- _TASK GOAL_: Filter this data down to the lines that hold "和匀再研", and copy them.

- _INFORMATION GIVEN_:

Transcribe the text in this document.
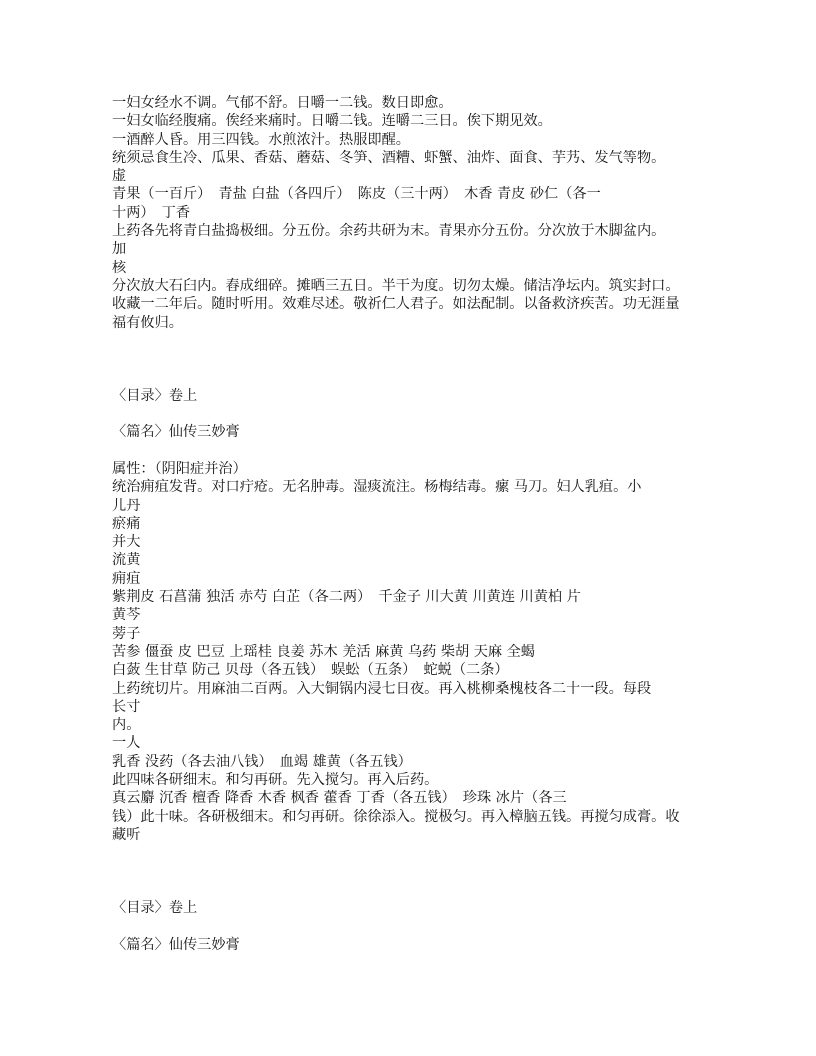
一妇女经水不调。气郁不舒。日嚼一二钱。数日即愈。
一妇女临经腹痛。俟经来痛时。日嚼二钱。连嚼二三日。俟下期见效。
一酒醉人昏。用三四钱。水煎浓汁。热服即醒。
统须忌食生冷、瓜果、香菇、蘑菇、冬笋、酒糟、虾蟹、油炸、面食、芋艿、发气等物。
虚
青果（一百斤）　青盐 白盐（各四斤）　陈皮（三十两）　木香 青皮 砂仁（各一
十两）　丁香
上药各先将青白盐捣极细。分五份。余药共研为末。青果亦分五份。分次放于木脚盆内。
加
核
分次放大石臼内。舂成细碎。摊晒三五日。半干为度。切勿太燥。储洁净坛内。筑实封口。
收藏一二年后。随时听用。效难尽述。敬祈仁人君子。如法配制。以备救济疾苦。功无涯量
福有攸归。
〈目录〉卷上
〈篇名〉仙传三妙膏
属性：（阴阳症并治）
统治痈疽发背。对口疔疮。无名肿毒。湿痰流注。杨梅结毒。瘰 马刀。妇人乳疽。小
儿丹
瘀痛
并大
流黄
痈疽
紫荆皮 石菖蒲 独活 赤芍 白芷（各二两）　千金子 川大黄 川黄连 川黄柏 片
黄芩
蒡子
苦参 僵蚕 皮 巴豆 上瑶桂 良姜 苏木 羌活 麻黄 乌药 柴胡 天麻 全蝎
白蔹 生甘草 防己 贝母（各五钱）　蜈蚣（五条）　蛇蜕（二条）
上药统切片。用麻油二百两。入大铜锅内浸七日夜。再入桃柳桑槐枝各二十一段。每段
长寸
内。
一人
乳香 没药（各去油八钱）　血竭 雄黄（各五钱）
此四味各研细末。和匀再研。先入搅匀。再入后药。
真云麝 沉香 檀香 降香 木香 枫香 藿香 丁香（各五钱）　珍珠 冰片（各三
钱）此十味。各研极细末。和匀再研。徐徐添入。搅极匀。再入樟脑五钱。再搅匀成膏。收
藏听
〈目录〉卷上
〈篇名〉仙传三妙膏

--

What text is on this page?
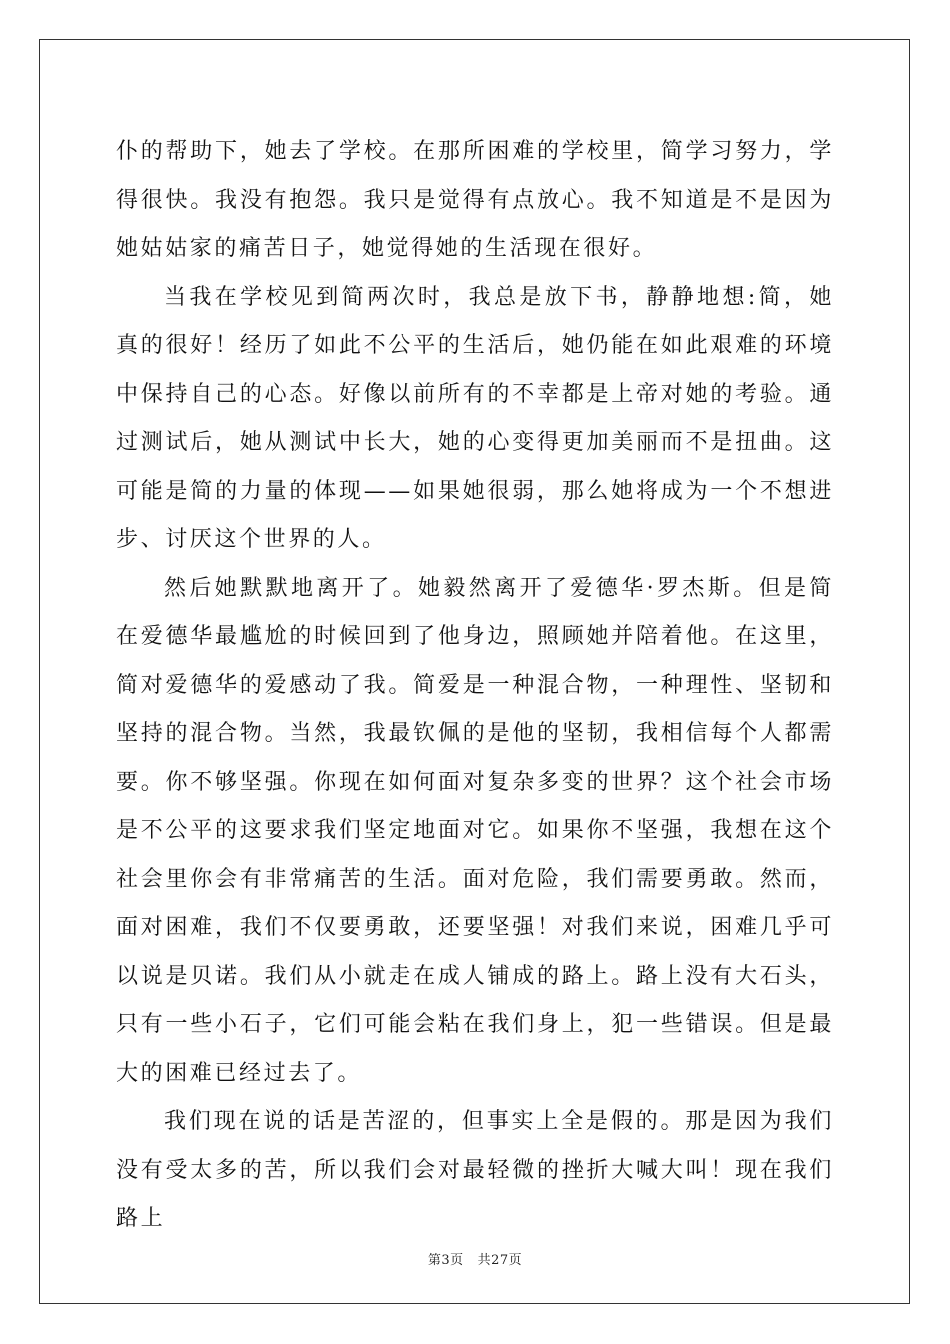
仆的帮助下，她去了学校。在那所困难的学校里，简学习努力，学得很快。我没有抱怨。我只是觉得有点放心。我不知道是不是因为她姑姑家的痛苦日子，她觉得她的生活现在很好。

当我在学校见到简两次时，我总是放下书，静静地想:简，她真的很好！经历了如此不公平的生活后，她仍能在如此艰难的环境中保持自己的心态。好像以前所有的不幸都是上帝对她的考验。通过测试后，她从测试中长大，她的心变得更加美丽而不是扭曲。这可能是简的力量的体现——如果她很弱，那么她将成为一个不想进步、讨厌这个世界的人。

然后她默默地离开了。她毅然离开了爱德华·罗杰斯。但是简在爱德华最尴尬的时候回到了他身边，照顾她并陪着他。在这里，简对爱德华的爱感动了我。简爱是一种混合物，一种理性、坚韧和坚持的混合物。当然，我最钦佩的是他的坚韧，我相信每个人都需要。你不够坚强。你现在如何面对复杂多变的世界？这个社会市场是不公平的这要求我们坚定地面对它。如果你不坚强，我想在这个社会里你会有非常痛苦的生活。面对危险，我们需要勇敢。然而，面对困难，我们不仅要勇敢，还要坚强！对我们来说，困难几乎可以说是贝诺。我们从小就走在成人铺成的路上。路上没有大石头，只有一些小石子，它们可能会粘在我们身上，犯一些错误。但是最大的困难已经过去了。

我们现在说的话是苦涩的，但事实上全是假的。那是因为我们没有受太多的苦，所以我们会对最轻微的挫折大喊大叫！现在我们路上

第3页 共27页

- _RESULT FOR THIS TASK_:
此四味各研细末。和匀再研。先入搅匀。再入后药。
钱）此十味。各研极细末。和匀再研。徐徐添入。搅极匀。再入樟脑五钱。再搅匀成膏。收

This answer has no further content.